**Excerpted records:**
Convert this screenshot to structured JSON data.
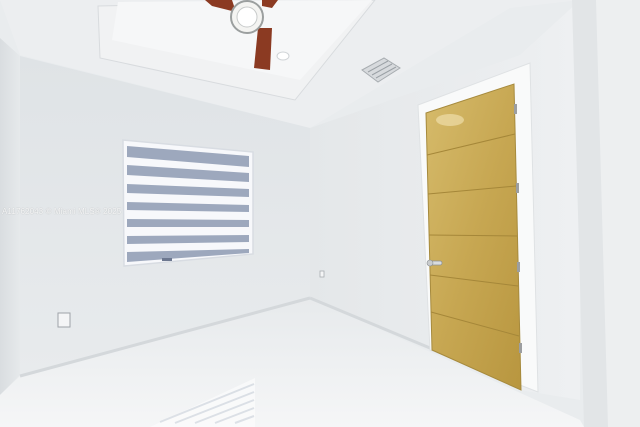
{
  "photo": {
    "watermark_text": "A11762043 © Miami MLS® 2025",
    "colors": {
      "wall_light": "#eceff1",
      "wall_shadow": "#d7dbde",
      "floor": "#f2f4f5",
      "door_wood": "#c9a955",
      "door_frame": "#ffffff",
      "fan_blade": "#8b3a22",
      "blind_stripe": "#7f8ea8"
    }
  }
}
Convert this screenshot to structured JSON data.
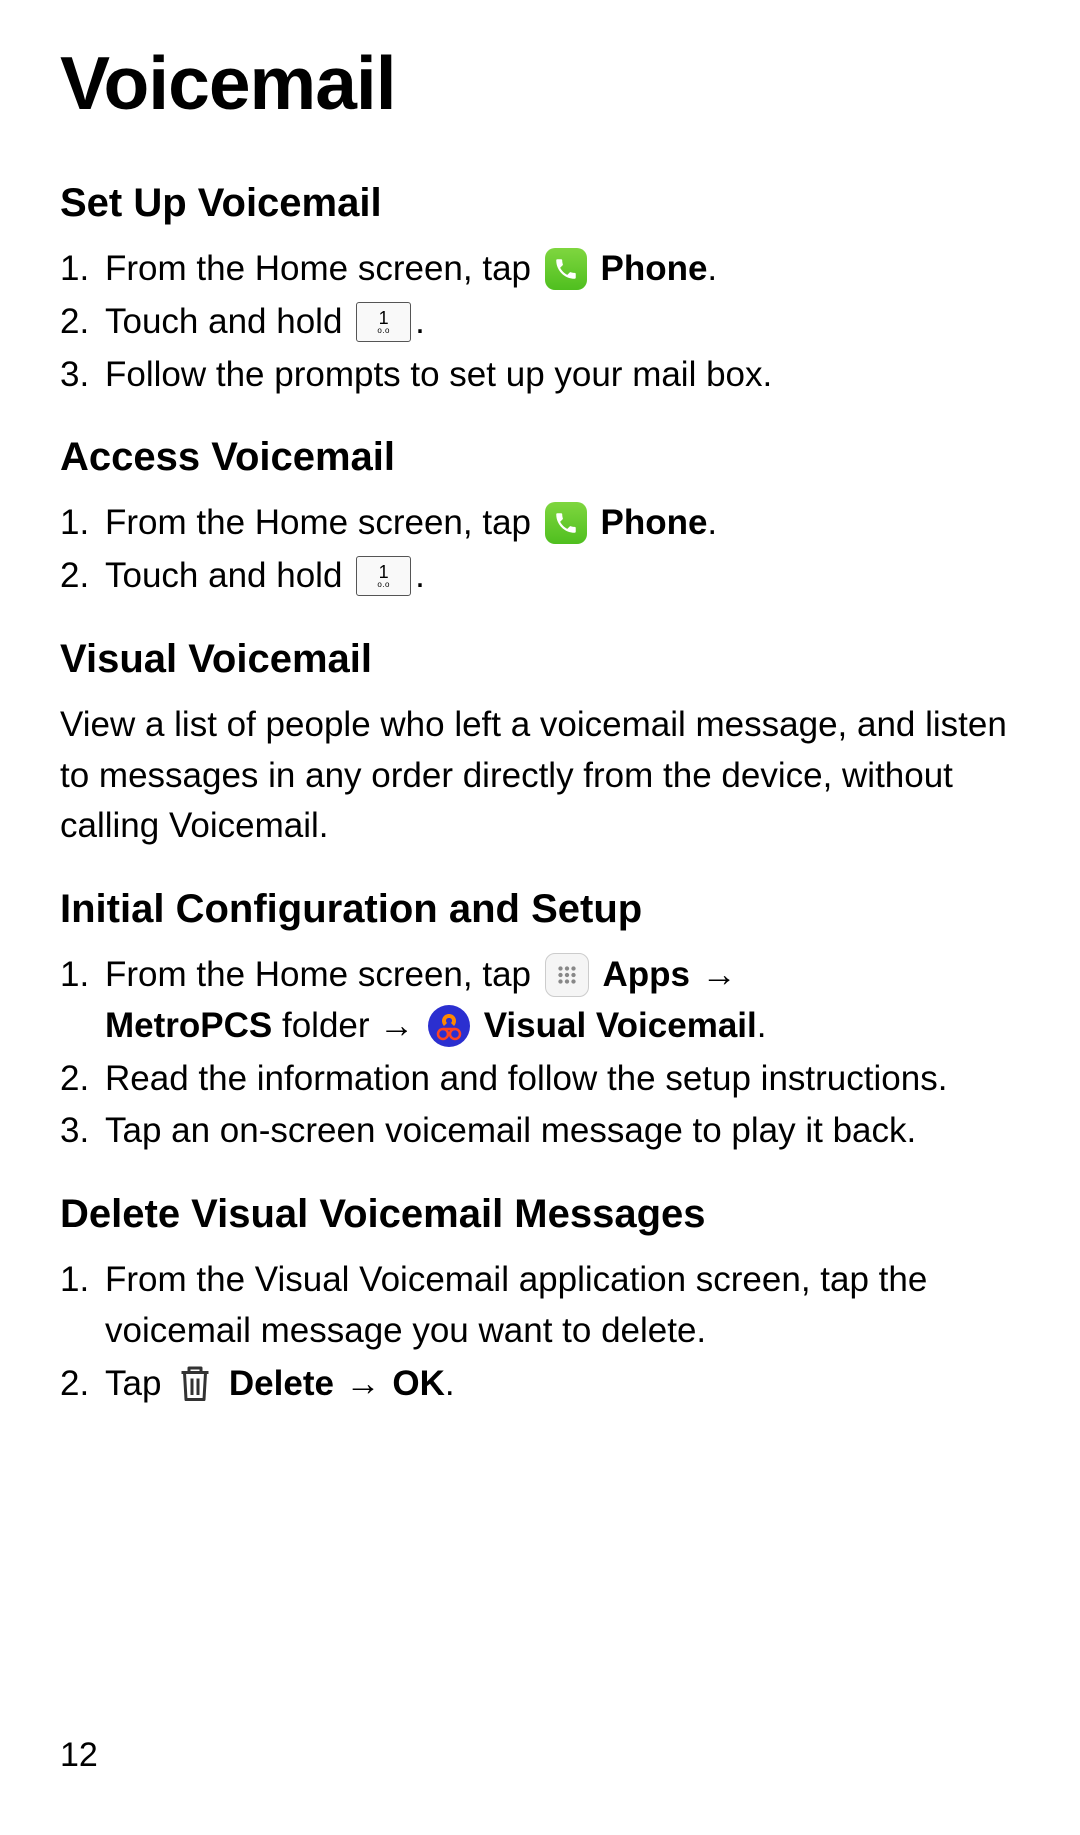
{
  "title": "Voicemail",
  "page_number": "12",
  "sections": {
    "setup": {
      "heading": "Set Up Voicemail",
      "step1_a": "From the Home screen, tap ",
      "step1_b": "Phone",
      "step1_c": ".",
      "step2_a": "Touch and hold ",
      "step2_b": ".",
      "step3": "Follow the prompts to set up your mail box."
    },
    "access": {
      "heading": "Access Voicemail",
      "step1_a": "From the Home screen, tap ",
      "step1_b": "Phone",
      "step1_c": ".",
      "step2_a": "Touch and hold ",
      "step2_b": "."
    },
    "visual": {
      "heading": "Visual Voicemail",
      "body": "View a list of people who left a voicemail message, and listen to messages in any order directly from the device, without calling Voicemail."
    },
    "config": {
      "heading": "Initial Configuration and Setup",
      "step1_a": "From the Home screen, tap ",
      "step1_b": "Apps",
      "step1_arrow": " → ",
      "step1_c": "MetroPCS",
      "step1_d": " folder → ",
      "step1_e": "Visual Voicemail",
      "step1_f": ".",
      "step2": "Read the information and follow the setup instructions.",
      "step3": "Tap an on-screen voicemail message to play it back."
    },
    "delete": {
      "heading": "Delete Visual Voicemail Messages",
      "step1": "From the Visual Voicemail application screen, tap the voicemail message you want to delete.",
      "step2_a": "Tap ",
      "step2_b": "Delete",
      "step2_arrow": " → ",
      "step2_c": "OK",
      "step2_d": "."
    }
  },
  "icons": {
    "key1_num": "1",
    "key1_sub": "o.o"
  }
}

**What you have to do:** Copy the records exactly as they appear, excluding images.

**Completed task:**
Convert this screenshot to structured JSON data.
{
  "photo": {
    "watermark_text": "A11762043 © Miami MLS® 2025",
    "colors": {
      "wall_light": "#eceff1",
      "wall_shadow": "#d7dbde",
      "floor": "#f2f4f5",
      "door_wood": "#c9a955",
      "door_frame": "#ffffff",
      "fan_blade": "#8b3a22",
      "blind_stripe": "#7f8ea8"
    }
  }
}
Convert this screenshot to structured JSON data.
{
  "title": "Voicemail",
  "page_number": "12",
  "sections": {
    "setup": {
      "heading": "Set Up Voicemail",
      "step1_a": "From the Home screen, tap ",
      "step1_b": "Phone",
      "step1_c": ".",
      "step2_a": "Touch and hold ",
      "step2_b": ".",
      "step3": "Follow the prompts to set up your mail box."
    },
    "access": {
      "heading": "Access Voicemail",
      "step1_a": "From the Home screen, tap ",
      "step1_b": "Phone",
      "step1_c": ".",
      "step2_a": "Touch and hold ",
      "step2_b": "."
    },
    "visual": {
      "heading": "Visual Voicemail",
      "body": "View a list of people who left a voicemail message, and listen to messages in any order directly from the device, without calling Voicemail."
    },
    "config": {
      "heading": "Initial Configuration and Setup",
      "step1_a": "From the Home screen, tap ",
      "step1_b": "Apps",
      "step1_arrow": " → ",
      "step1_c": "MetroPCS",
      "step1_d": " folder → ",
      "step1_e": "Visual Voicemail",
      "step1_f": ".",
      "step2": "Read the information and follow the setup instructions.",
      "step3": "Tap an on-screen voicemail message to play it back."
    },
    "delete": {
      "heading": "Delete Visual Voicemail Messages",
      "step1": "From the Visual Voicemail application screen, tap the voicemail message you want to delete.",
      "step2_a": "Tap ",
      "step2_b": "Delete",
      "step2_arrow": " → ",
      "step2_c": "OK",
      "step2_d": "."
    }
  },
  "icons": {
    "key1_num": "1",
    "key1_sub": "o.o"
  }
}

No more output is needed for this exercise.